Text.
►
Daemons

In the Pipes section I showed some simple examples of how servers can be built using the pipe_open function. Such an approach is fine if you only want to use one protocol or address type. But real-world servers may need to run on multiple routes, address, and interfaces. The Daemon class offers a way to build such servers.

To use it you sub class it and define your own msg_cb function.

listen_all

from p2pd import *

class EchoServer(Daemon):
    def __init__(self):
        super().__init__()
    #
    async def msg_cb(self, msg, client_tup, pipe):
        await pipe.send(msg, client_tup)

async def main():
    i = await Interface().start()
    #
    # Daemon instance.
    server_port = 10126
    echod = await EchoServer().listen_all(
        [i],
        [server_port],
        [TCP]
    )
    #
    await echod.close()

await main()

The listen_all method of the Daemon class is as follows.

async def listen_all(self, targets, ports, protos, af=AF_ANY, msg_cb=None,  error_on_af=0)

Targets, ports, and protos are a list. The supported objects that can be used as targets are Interfaces and Routes. A range may be given as an entry in the ports list by using [start, stop] (inclusive.) The total number of servers created will be len(targets) * total_ports * len(protos) * total_afs. For example:

targets = [i, r]
ports = [10000, [30000, 30100]]
protos = [TCP]
af = AF_ANY (use all supported address families of the related interface.)

Let’s assume that i and r use duel-stack interface. The total servers would be 2 * 101 * 1 * 2 = 404 so it can add up fast if you’re not careful. It should be noted that any Route objects passed as targets will have their bound information ignored if they’re already bound. But their NIC IPs and EXT IPs will still be used as a template to create routes for the servers based on the other parameters used for listen_all.

Note

IPv6 note: P2PD has small differences in the way it handles IPv6 services compared to IPv4 which would be unexpected without learning about them. In IPv4 to run a server on a network interface that can be reached from the LAN and WAN you simply listen on one of the NICs IPs. In IPv6 it has kind of split up LAN IPs and external IPs into link-local addresses and global-scope addresses, respectively.

I wanted the code to work the same with IPv6 so I start with the assumption that users want servers to be reachable internally and externally. Hence I don’t just bind to a global-scope address. I also bind to a link-local address. That means that for IPv6 the final number of servers created is multipled by 2. Maybe this is a bad idea but I think it simplifies a lot of things.

listen_specific

The listen_all function is useful for applying the same AFs, protocols, and ports to the entries in the targets list. But sometimes you want to use the targets as-is if they’re already ‘bound.’ Perhaps in the case where they’ve been specifically set to bind to a loopback adapter or even ‘all addresses.’

async def listen_specific(self, targets, msg_cb=None)

The format of targets here is given as [[target, protocol], …].

p = 10233
d = Daemon()
i = await Interface().start()
b = await i.route(i.supported()[0]).bind(ips="127.0.0.1")
await d.listen_specific(
    targets=[[b, TCP]],
)

await d.close()

The listen_specific code hasn’t been tested too much so it’s better to use listen_all.
◄
What the task asks. List every parameter that appears in the listen_all method signature in the text on daemons above, leaving out self.

Data extracts.
►
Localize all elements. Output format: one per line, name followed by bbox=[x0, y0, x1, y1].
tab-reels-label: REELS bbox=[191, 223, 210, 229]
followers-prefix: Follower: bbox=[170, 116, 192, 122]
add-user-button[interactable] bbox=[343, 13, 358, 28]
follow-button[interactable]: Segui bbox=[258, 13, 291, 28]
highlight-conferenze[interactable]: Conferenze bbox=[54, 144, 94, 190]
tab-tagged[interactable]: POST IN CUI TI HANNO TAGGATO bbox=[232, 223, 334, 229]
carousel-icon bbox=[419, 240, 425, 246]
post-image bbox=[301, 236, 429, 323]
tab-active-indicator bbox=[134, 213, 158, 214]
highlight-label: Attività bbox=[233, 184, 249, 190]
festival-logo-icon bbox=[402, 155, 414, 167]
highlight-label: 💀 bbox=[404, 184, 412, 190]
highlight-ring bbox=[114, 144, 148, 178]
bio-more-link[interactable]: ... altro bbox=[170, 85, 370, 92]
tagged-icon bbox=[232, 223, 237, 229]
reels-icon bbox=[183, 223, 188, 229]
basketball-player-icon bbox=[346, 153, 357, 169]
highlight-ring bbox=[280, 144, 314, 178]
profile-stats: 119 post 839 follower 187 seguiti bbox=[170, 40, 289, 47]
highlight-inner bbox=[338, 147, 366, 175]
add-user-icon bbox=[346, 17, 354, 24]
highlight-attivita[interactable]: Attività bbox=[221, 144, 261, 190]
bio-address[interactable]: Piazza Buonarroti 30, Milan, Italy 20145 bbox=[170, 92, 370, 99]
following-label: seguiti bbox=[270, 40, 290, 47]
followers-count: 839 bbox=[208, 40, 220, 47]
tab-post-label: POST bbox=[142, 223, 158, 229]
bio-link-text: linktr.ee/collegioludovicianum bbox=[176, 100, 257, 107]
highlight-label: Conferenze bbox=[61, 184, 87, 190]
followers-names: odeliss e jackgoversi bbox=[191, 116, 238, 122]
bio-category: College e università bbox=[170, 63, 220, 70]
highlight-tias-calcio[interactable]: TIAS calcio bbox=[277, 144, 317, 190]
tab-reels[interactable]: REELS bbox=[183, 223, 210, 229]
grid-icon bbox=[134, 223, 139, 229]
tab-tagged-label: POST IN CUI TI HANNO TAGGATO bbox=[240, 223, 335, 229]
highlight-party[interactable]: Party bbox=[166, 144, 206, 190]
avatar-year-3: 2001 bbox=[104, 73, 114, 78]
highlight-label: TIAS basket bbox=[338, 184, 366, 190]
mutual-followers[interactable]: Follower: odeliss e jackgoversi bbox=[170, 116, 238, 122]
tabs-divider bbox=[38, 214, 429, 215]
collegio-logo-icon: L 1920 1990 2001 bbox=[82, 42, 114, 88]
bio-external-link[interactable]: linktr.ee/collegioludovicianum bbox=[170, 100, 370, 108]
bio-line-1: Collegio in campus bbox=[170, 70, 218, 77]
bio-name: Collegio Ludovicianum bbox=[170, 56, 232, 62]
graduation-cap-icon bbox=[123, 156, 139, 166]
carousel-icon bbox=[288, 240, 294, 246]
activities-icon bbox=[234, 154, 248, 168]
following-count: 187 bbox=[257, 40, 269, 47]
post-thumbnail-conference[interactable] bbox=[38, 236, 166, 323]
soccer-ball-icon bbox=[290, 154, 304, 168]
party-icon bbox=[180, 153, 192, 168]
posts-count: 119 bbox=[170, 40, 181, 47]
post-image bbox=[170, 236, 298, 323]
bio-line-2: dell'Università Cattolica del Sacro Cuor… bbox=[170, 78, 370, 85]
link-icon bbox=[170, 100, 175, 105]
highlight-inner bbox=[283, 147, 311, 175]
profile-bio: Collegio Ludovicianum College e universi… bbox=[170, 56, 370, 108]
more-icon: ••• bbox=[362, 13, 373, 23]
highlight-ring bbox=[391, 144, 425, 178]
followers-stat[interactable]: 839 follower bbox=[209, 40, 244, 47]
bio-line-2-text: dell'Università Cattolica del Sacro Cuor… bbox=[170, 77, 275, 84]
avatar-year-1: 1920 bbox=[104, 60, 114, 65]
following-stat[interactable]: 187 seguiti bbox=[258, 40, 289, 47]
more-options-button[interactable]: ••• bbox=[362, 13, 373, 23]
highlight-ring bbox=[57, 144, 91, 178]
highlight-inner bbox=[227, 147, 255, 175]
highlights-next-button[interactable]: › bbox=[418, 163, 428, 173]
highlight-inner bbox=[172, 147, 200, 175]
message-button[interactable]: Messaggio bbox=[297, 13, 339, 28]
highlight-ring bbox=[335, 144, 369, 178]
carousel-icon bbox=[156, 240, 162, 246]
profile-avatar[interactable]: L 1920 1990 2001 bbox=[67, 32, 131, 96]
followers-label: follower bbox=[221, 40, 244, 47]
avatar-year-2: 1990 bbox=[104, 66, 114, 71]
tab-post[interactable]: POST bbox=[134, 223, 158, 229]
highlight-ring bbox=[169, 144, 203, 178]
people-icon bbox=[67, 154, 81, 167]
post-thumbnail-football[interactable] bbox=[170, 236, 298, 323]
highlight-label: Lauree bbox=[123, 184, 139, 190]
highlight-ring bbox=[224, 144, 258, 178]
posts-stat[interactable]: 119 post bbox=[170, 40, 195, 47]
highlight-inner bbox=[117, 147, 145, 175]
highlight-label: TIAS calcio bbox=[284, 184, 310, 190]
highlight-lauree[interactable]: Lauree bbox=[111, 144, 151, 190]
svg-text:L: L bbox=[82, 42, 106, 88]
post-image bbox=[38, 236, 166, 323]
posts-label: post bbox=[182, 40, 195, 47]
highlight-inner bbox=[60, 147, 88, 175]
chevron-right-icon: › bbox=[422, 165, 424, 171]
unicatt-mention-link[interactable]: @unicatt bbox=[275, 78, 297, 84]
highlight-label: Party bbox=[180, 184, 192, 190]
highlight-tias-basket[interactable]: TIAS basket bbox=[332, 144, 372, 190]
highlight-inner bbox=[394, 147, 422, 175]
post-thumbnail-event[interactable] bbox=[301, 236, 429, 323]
◄
Problem solution. targets, ports, protos, af, msg_cb, error_on_af